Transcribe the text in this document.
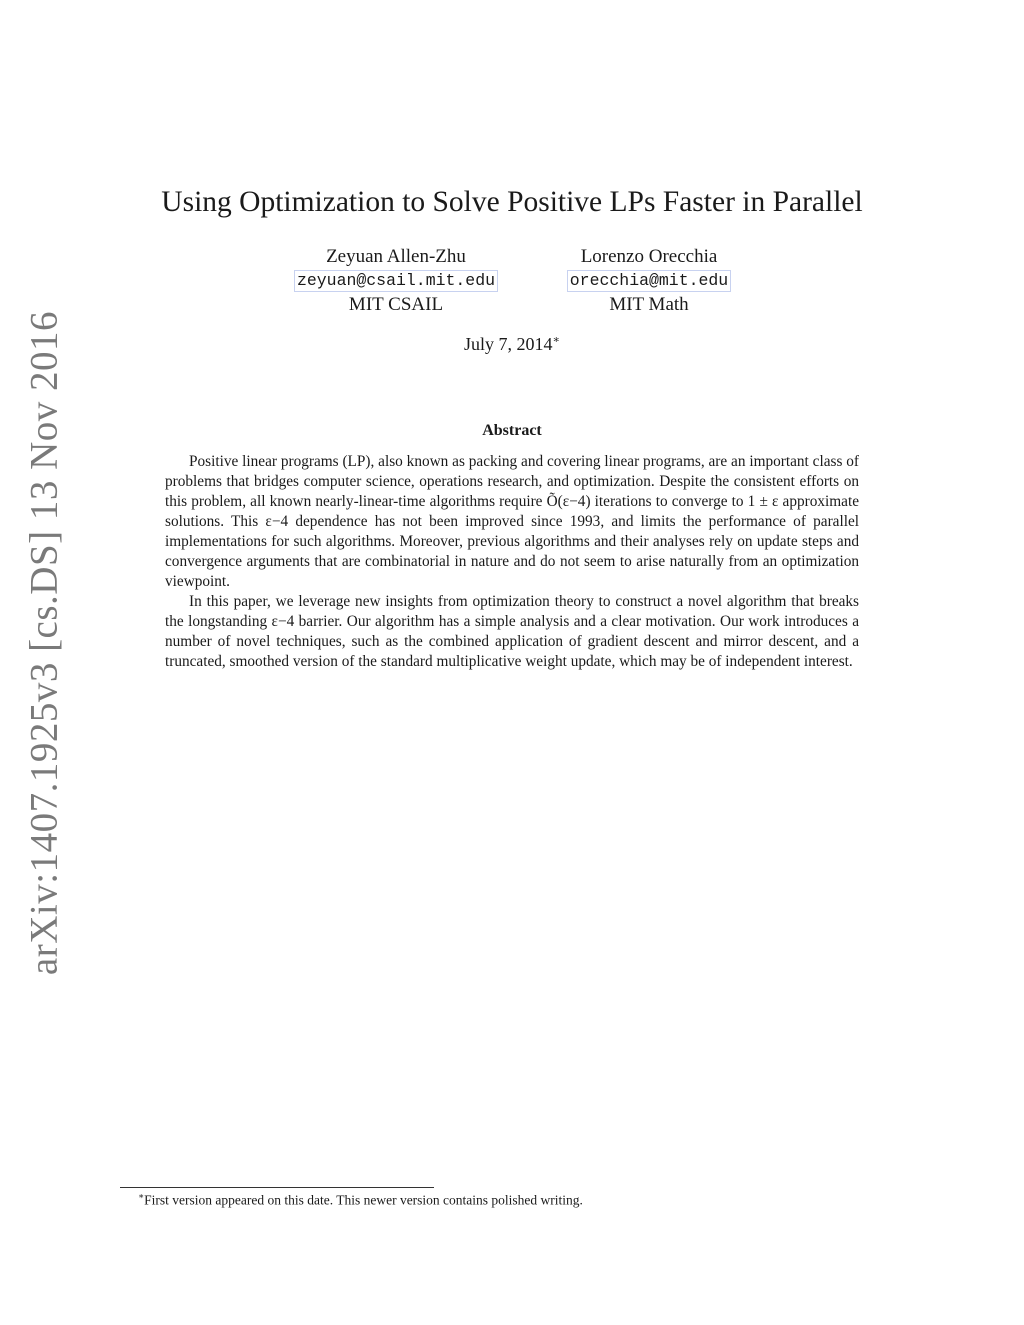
arXiv:1407.1925v3 [cs.DS] 13 Nov 2016
Using Optimization to Solve Positive LPs Faster in Parallel
Zeyuan Allen-Zhu
zeyuan@csail.mit.edu
MIT CSAIL
Lorenzo Orecchia
orecchia@mit.edu
MIT Math
July 7, 2014∗
Abstract

Positive linear programs (LP), also known as packing and covering linear programs, are an important class of problems that bridges computer science, operations research, and optimization. Despite the consistent efforts on this problem, all known nearly-linear-time algorithms require Õ(ε−4) iterations to converge to 1 ± ε approximate solutions. This ε−4 dependence has not been improved since 1993, and limits the performance of parallel implementations for such algorithms. Moreover, previous algorithms and their analyses rely on update steps and convergence arguments that are combinatorial in nature and do not seem to arise naturally from an optimization viewpoint.

In this paper, we leverage new insights from optimization theory to construct a novel algorithm that breaks the longstanding ε−4 barrier. Our algorithm has a simple analysis and a clear motivation. Our work introduces a number of novel techniques, such as the combined application of gradient descent and mirror descent, and a truncated, smoothed version of the standard multiplicative weight update, which may be of independent interest.

∗First version appeared on this date. This newer version contains polished writing.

——

STATED EXERCISE:
Omit the pictures and reproduce the listing exactly.

FINAL RESULT:
Transcribe the text in this document.
arXiv:1407.1925v3 [cs.DS] 13 Nov 2016
Using Optimization to Solve Positive LPs Faster in Parallel
Zeyuan Allen-Zhu
zeyuan@csail.mit.edu
MIT CSAIL
Lorenzo Orecchia
orecchia@mit.edu
MIT Math
July 7, 2014∗
Abstract

Positive linear programs (LP), also known as packing and covering linear programs, are an important class of problems that bridges computer science, operations research, and optimization. Despite the consistent efforts on this problem, all known nearly-linear-time algorithms require Õ(ε−4) iterations to converge to 1 ± ε approximate solutions. This ε−4 dependence has not been improved since 1993, and limits the performance of parallel implementations for such algorithms. Moreover, previous algorithms and their analyses rely on update steps and convergence arguments that are combinatorial in nature and do not seem to arise naturally from an optimization viewpoint.

In this paper, we leverage new insights from optimization theory to construct a novel algorithm that breaks the longstanding ε−4 barrier. Our algorithm has a simple analysis and a clear motivation. Our work introduces a number of novel techniques, such as the combined application of gradient descent and mirror descent, and a truncated, smoothed version of the standard multiplicative weight update, which may be of independent interest.

∗First version appeared on this date. This newer version contains polished writing.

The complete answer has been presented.